Recast the listing below as a JSON array of strings, one string per line and no blank lines. Leave the picture out of the result.

--------------------------------------------------

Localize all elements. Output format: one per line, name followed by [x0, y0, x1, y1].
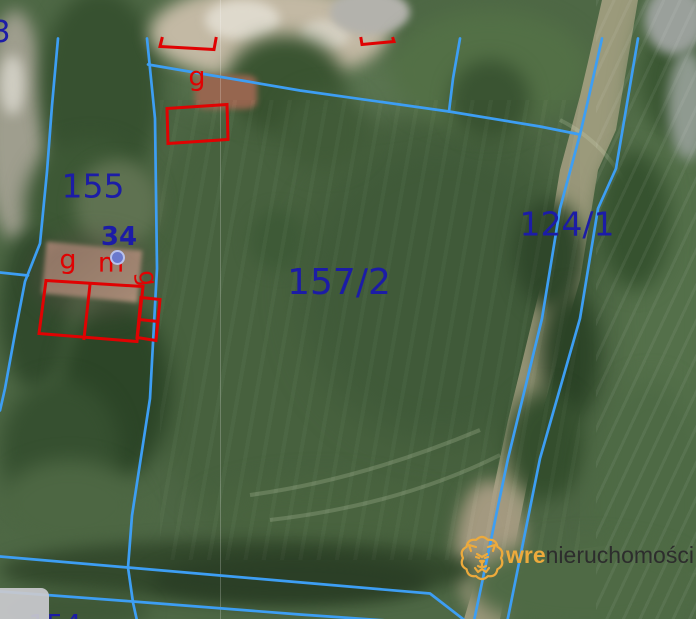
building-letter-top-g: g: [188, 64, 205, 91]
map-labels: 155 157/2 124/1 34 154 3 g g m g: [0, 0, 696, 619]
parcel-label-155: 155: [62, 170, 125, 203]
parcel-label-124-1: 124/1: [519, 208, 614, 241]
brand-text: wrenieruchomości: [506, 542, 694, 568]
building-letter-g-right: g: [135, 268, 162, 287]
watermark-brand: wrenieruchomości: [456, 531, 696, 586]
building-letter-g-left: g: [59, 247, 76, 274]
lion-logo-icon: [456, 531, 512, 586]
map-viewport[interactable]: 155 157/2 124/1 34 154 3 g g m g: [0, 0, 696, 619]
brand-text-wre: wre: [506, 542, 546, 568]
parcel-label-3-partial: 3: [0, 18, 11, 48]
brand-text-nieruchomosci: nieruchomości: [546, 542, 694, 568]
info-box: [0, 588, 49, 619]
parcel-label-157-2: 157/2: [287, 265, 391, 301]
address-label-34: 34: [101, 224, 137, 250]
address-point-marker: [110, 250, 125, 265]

--------------------------------------------------

> _Answer to the problem_
[
  "Localize all elements. Output format: one per line, name followed by [x0, y0, x1, y1].",
  "building-letter-top-g: g: [188, 64, 205, 91]",
  "map-labels: 155 157/2 124/1 34 154 3 g g m g: [0, 0, 696, 619]",
  "parcel-label-155: 155: [62, 170, 125, 203]",
  "parcel-label-124-1: 124/1: [519, 208, 614, 241]",
  "brand-text: wrenieruchomości: [506, 542, 694, 568]",
  "building-letter-g-right: g: [135, 268, 162, 287]",
  "watermark-brand: wrenieruchomości: [456, 531, 696, 586]",
  "building-letter-g-left: g: [59, 247, 76, 274]",
  "lion-logo-icon: [456, 531, 512, 586]",
  "map-viewport[interactable]: 155 157/2 124/1 34 154 3 g g m g: [0, 0, 696, 619]",
  "brand-text-wre: wre: [506, 542, 546, 568]",
  "parcel-label-3-partial: 3: [0, 18, 11, 48]",
  "brand-text-nieruchomosci: nieruchomości: [546, 542, 694, 568]",
  "info-box: [0, 588, 49, 619]",
  "parcel-label-157-2: 157/2: [287, 265, 391, 301]",
  "address-label-34: 34: [101, 224, 137, 250]",
  "address-point-marker: [110, 250, 125, 265]"
]